## [Given request]
Go through the lines below. Copy those with "者俱乐部论坛".

++++ Provided data

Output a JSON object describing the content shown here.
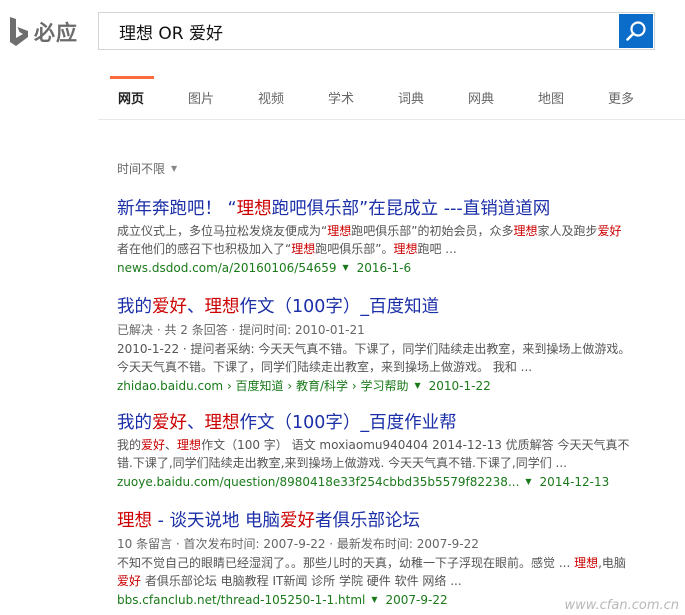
{
  "brand": {
    "name": "必应"
  },
  "search": {
    "query": "理想 OR 爱好"
  },
  "tabs": [
    {
      "label": "网页",
      "active": true
    },
    {
      "label": "图片"
    },
    {
      "label": "视频"
    },
    {
      "label": "学术"
    },
    {
      "label": "词典"
    },
    {
      "label": "网典"
    },
    {
      "label": "地图"
    },
    {
      "label": "更多"
    }
  ],
  "filter": {
    "label": "时间不限"
  },
  "results": [
    {
      "title": [
        [
          "新年奔跑吧！ “",
          false
        ],
        [
          "理想",
          true
        ],
        [
          "跑吧俱乐部”在昆成立 ---直销道道网",
          false
        ]
      ],
      "meta": "",
      "snippet": [
        [
          "成立仪式上，多位马拉松发烧友便成为“",
          false
        ],
        [
          "理想",
          true
        ],
        [
          "跑吧俱乐部”的初始会员，众多",
          false
        ],
        [
          "理想",
          true
        ],
        [
          "家人及跑步",
          false
        ],
        [
          "爱好",
          true
        ],
        [
          " 者在他们的感召下也积极加入了“",
          false
        ],
        [
          "理想",
          true
        ],
        [
          "跑吧俱乐部”。",
          false
        ],
        [
          "理想",
          true
        ],
        [
          "跑吧 ...",
          false
        ]
      ],
      "url": "news.dsdod.com/a/20160106/54659",
      "date": "2016-1-6"
    },
    {
      "title": [
        [
          "我的",
          false
        ],
        [
          "爱好",
          true
        ],
        [
          "、",
          false
        ],
        [
          "理想",
          true
        ],
        [
          "作文（100字）_百度知道",
          false
        ]
      ],
      "meta": "已解决 · 共 2 条回答 · 提问时间: 2010-01-21",
      "snippet": [
        [
          "2010-1-22 · 提问者采纳: 今天天气真不错。下课了，同学们陆续走出教室，来到操场上做游戏。 今天天气真不错。下课了，同学们陆续走出教室，来到操场上做游戏。 我和 ...",
          false
        ]
      ],
      "url": "zhidao.baidu.com › 百度知道 › 教育/科学 › 学习帮助",
      "date": "2010-1-22"
    },
    {
      "title": [
        [
          "我的",
          false
        ],
        [
          "爱好",
          true
        ],
        [
          "、",
          false
        ],
        [
          "理想",
          true
        ],
        [
          "作文（100字）_百度作业帮",
          false
        ]
      ],
      "meta": "",
      "snippet": [
        [
          "我的",
          false
        ],
        [
          "爱好",
          true
        ],
        [
          "、",
          false
        ],
        [
          "理想",
          true
        ],
        [
          "作文（100 字） 语文 moxiaomu940404 2014-12-13 优质解答 今天天气真不错.下课了,同学们陆续走出教室,来到操场上做游戏. 今天天气真不错.下课了,同学们 ...",
          false
        ]
      ],
      "url": "zuoye.baidu.com/question/8980418e33f254cbbd35b5579f82238...",
      "date": "2014-12-13"
    },
    {
      "title": [
        [
          "理想",
          true
        ],
        [
          " - 谈天说地 电脑",
          false
        ],
        [
          "爱好",
          true
        ],
        [
          "者俱乐部论坛",
          false
        ]
      ],
      "meta": "10 条留言 · 首次发布时间: 2007-9-22 · 最新发布时间: 2007-9-22",
      "snippet": [
        [
          "不知不觉自己的眼睛已经湿润了。。那些儿时的天真，幼稚一下子浮现在眼前。感觉 ... ",
          false
        ],
        [
          "理想",
          true
        ],
        [
          ",电脑",
          false
        ],
        [
          "爱好",
          true
        ],
        [
          " 者俱乐部论坛 电脑教程 IT新闻 诊所 学院 硬件 软件 网络 ...",
          false
        ]
      ],
      "url": "bbs.cfanclub.net/thread-105250-1-1.html",
      "date": "2007-9-22"
    }
  ],
  "watermark": "www.cfan.com.cn"
}
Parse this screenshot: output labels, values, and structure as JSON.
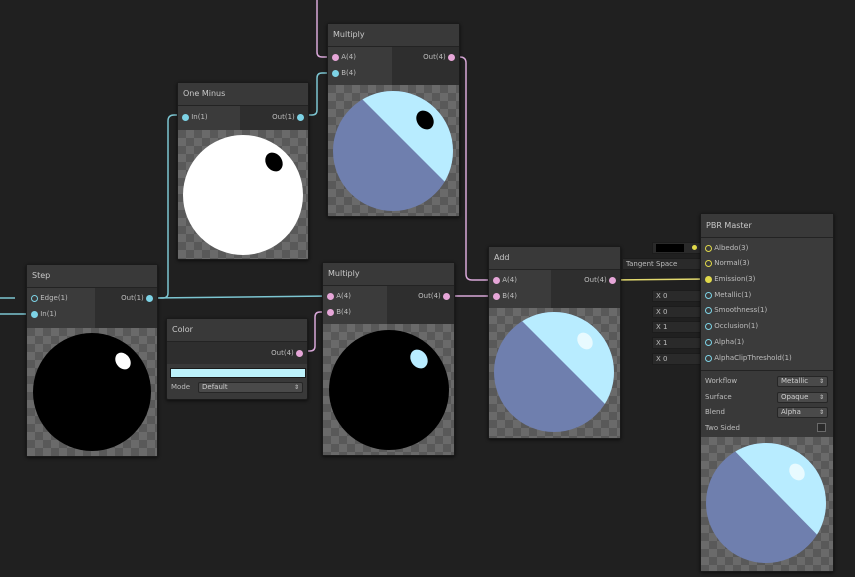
{
  "colors": {
    "canvas": "#202020",
    "node": "#393939",
    "wire_float": "#7cc5d1",
    "wire_vector": "#d8a7d8",
    "wire_emission": "#e3da6f",
    "preview_light": "#b8ecff",
    "preview_shadow": "#6f7fae"
  },
  "nodes": {
    "step": {
      "title": "Step",
      "inputs": [
        "Edge(1)",
        "In(1)"
      ],
      "output": "Out(1)"
    },
    "one_minus": {
      "title": "One Minus",
      "input": "In(1)",
      "output": "Out(1)"
    },
    "multiply_top": {
      "title": "Multiply",
      "inputs": [
        "A(4)",
        "B(4)"
      ],
      "output": "Out(4)"
    },
    "color": {
      "title": "Color",
      "output": "Out(4)",
      "swatch": "#bdf2fb",
      "mode_label": "Mode",
      "mode_value": "Default"
    },
    "multiply_bottom": {
      "title": "Multiply",
      "inputs": [
        "A(4)",
        "B(4)"
      ],
      "output": "Out(4)"
    },
    "add": {
      "title": "Add",
      "inputs": [
        "A(4)",
        "B(4)"
      ],
      "output": "Out(4)"
    },
    "pbr_master": {
      "title": "PBR Master",
      "inputs": [
        "Albedo(3)",
        "Normal(3)",
        "Emission(3)",
        "Metallic(1)",
        "Smoothness(1)",
        "Occlusion(1)",
        "Alpha(1)",
        "AlphaClipThreshold(1)"
      ],
      "normal_space": "Tangent Space",
      "fields": [
        {
          "axis": "X",
          "value": "0"
        },
        {
          "axis": "X",
          "value": "0"
        },
        {
          "axis": "X",
          "value": "1"
        },
        {
          "axis": "X",
          "value": "1"
        },
        {
          "axis": "X",
          "value": "0"
        }
      ],
      "settings": [
        {
          "label": "Workflow",
          "value": "Metallic"
        },
        {
          "label": "Surface",
          "value": "Opaque"
        },
        {
          "label": "Blend",
          "value": "Alpha"
        }
      ],
      "two_sided_label": "Two Sided"
    }
  }
}
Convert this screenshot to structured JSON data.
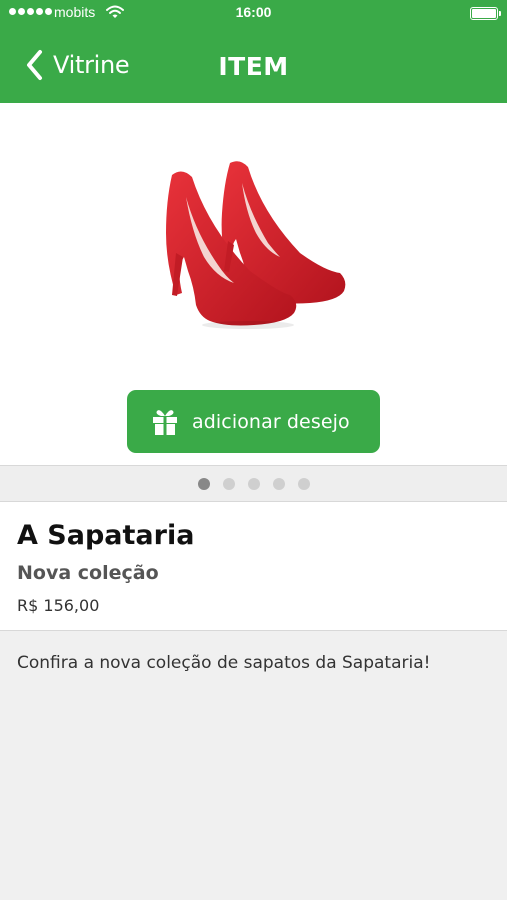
{
  "status_bar": {
    "carrier": "mobits",
    "time": "16:00",
    "signal_icon": "signal-dots-icon",
    "wifi_icon": "wifi-icon",
    "battery_icon": "battery-icon"
  },
  "nav": {
    "back_label": "Vitrine",
    "back_icon": "chevron-left-icon",
    "title": "ITEM"
  },
  "product": {
    "image": "red-high-heels-shoes",
    "wish_button_label": "adicionar desejo",
    "wish_button_icon": "gift-icon",
    "carousel": {
      "total": 5,
      "active": 1
    },
    "store_name": "A Sapataria",
    "collection": "Nova coleção",
    "price": "R$ 156,00",
    "description": "Confira a nova coleção de sapatos da Sapataria!"
  },
  "colors": {
    "brand_green": "#3aaa48",
    "shoe_red": "#d8202a",
    "background": "#f0f0f0"
  }
}
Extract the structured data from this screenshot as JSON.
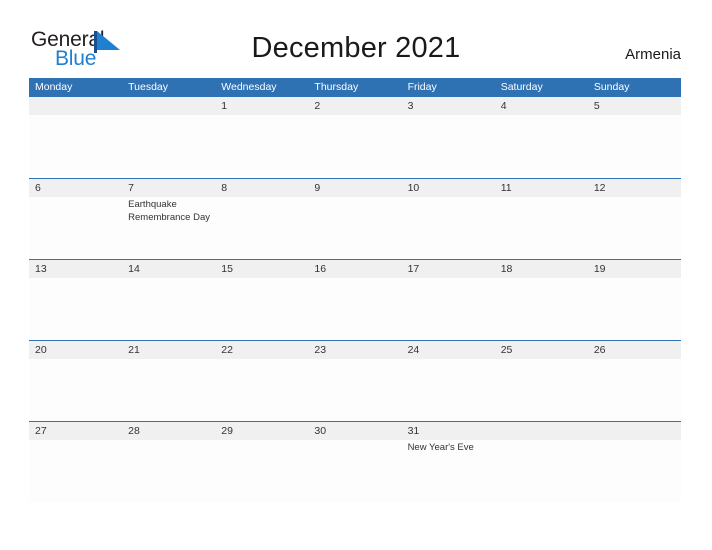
{
  "brand": {
    "name_part1": "General",
    "name_part2": "Blue",
    "flag_icon": "blue-flag-triangle-icon",
    "accent_color": "#1f7fd0"
  },
  "header": {
    "title": "December 2021",
    "country": "Armenia"
  },
  "theme": {
    "header_blue": "#2f72b4",
    "band_gray": "#f0f0f0",
    "text_dark": "#333333",
    "page_background": "#ffffff"
  },
  "calendar": {
    "weekdays": [
      "Monday",
      "Tuesday",
      "Wednesday",
      "Thursday",
      "Friday",
      "Saturday",
      "Sunday"
    ],
    "weeks": [
      {
        "days": [
          {
            "date": "",
            "events": []
          },
          {
            "date": "",
            "events": []
          },
          {
            "date": "1",
            "events": []
          },
          {
            "date": "2",
            "events": []
          },
          {
            "date": "3",
            "events": []
          },
          {
            "date": "4",
            "events": []
          },
          {
            "date": "5",
            "events": []
          }
        ]
      },
      {
        "days": [
          {
            "date": "6",
            "events": []
          },
          {
            "date": "7",
            "events": [
              "Earthquake Remembrance Day"
            ]
          },
          {
            "date": "8",
            "events": []
          },
          {
            "date": "9",
            "events": []
          },
          {
            "date": "10",
            "events": []
          },
          {
            "date": "11",
            "events": []
          },
          {
            "date": "12",
            "events": []
          }
        ]
      },
      {
        "days": [
          {
            "date": "13",
            "events": []
          },
          {
            "date": "14",
            "events": []
          },
          {
            "date": "15",
            "events": []
          },
          {
            "date": "16",
            "events": []
          },
          {
            "date": "17",
            "events": []
          },
          {
            "date": "18",
            "events": []
          },
          {
            "date": "19",
            "events": []
          }
        ]
      },
      {
        "days": [
          {
            "date": "20",
            "events": []
          },
          {
            "date": "21",
            "events": []
          },
          {
            "date": "22",
            "events": []
          },
          {
            "date": "23",
            "events": []
          },
          {
            "date": "24",
            "events": []
          },
          {
            "date": "25",
            "events": []
          },
          {
            "date": "26",
            "events": []
          }
        ]
      },
      {
        "days": [
          {
            "date": "27",
            "events": []
          },
          {
            "date": "28",
            "events": []
          },
          {
            "date": "29",
            "events": []
          },
          {
            "date": "30",
            "events": []
          },
          {
            "date": "31",
            "events": [
              "New Year's Eve"
            ]
          },
          {
            "date": "",
            "events": []
          },
          {
            "date": "",
            "events": []
          }
        ]
      }
    ]
  }
}
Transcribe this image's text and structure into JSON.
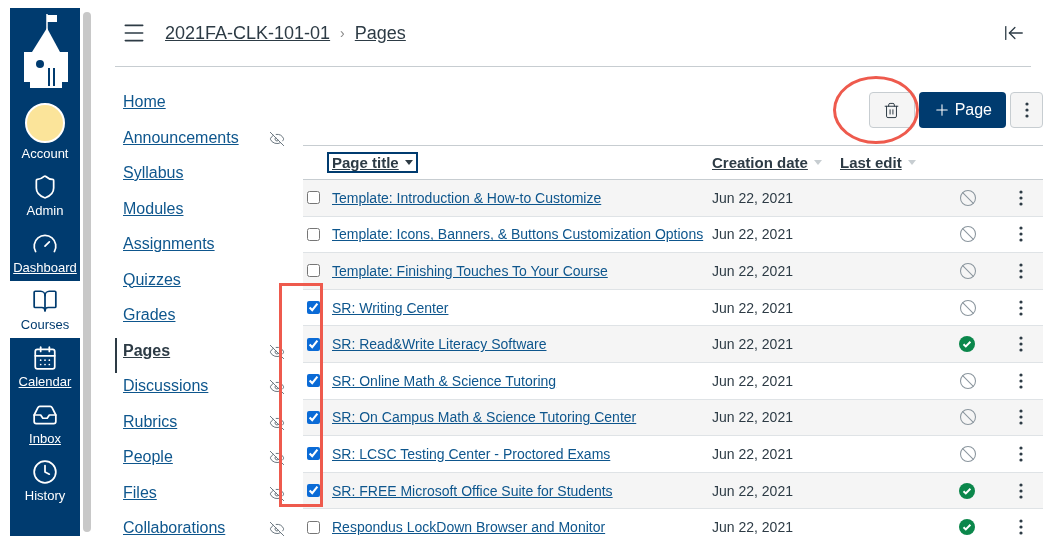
{
  "global_nav": [
    {
      "label": "Account",
      "selected": false,
      "underlined": false
    },
    {
      "label": "Admin",
      "selected": false,
      "underlined": false
    },
    {
      "label": "Dashboard",
      "selected": false,
      "underlined": true
    },
    {
      "label": "Courses",
      "selected": true,
      "underlined": false
    },
    {
      "label": "Calendar",
      "selected": false,
      "underlined": true
    },
    {
      "label": "Inbox",
      "selected": false,
      "underlined": true
    },
    {
      "label": "History",
      "selected": false,
      "underlined": false
    }
  ],
  "breadcrumb": {
    "course": "2021FA-CLK-101-01",
    "separator": "›",
    "page": "Pages"
  },
  "course_nav": [
    {
      "label": "Home",
      "hidden": false,
      "selected": false
    },
    {
      "label": "Announcements",
      "hidden": true,
      "selected": false
    },
    {
      "label": "Syllabus",
      "hidden": false,
      "selected": false
    },
    {
      "label": "Modules",
      "hidden": false,
      "selected": false
    },
    {
      "label": "Assignments",
      "hidden": false,
      "selected": false
    },
    {
      "label": "Quizzes",
      "hidden": false,
      "selected": false
    },
    {
      "label": "Grades",
      "hidden": false,
      "selected": false
    },
    {
      "label": "Pages",
      "hidden": true,
      "selected": true
    },
    {
      "label": "Discussions",
      "hidden": true,
      "selected": false
    },
    {
      "label": "Rubrics",
      "hidden": true,
      "selected": false
    },
    {
      "label": "People",
      "hidden": true,
      "selected": false
    },
    {
      "label": "Files",
      "hidden": true,
      "selected": false
    },
    {
      "label": "Collaborations",
      "hidden": true,
      "selected": false
    }
  ],
  "toolbar": {
    "new_page": "Page"
  },
  "table": {
    "columns": [
      {
        "label": "Page title",
        "focused": true
      },
      {
        "label": "Creation date",
        "focused": false
      },
      {
        "label": "Last edit",
        "focused": false
      }
    ],
    "rows": [
      {
        "title": "Template: Introduction & How-to Customize",
        "date": "Jun 22, 2021",
        "published": false,
        "checked": false
      },
      {
        "title": "Template: Icons, Banners, & Buttons Customization Options",
        "date": "Jun 22, 2021",
        "published": false,
        "checked": false
      },
      {
        "title": "Template: Finishing Touches To Your Course",
        "date": "Jun 22, 2021",
        "published": false,
        "checked": false
      },
      {
        "title": "SR: Writing Center",
        "date": "Jun 22, 2021",
        "published": false,
        "checked": true
      },
      {
        "title": "SR: Read&Write Literacy Software",
        "date": "Jun 22, 2021",
        "published": true,
        "checked": true
      },
      {
        "title": "SR: Online Math & Science Tutoring",
        "date": "Jun 22, 2021",
        "published": false,
        "checked": true
      },
      {
        "title": "SR: On Campus Math & Science Tutoring Center",
        "date": "Jun 22, 2021",
        "published": false,
        "checked": true
      },
      {
        "title": "SR: LCSC Testing Center - Proctored Exams",
        "date": "Jun 22, 2021",
        "published": false,
        "checked": true
      },
      {
        "title": "SR: FREE Microsoft Office Suite for Students",
        "date": "Jun 22, 2021",
        "published": true,
        "checked": true
      },
      {
        "title": "Respondus LockDown Browser and Monitor",
        "date": "Jun 22, 2021",
        "published": true,
        "checked": false
      }
    ]
  },
  "highlights": [
    {
      "kind": "circle"
    },
    {
      "kind": "rectangle"
    }
  ]
}
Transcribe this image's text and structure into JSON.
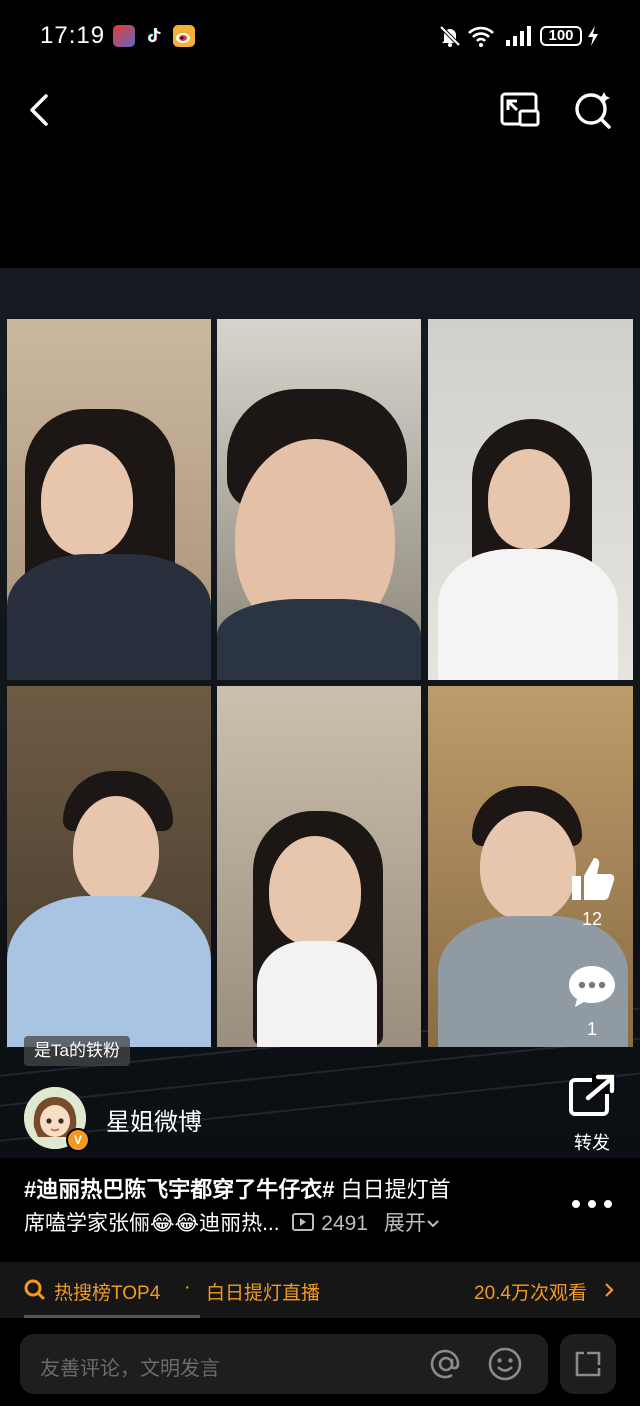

++++++++

## [Task result]
          "者俱乐部论坛",
          " 者俱乐部论坛 电脑教程 IT新闻 诊所 学院 硬件 软件 网络 ...",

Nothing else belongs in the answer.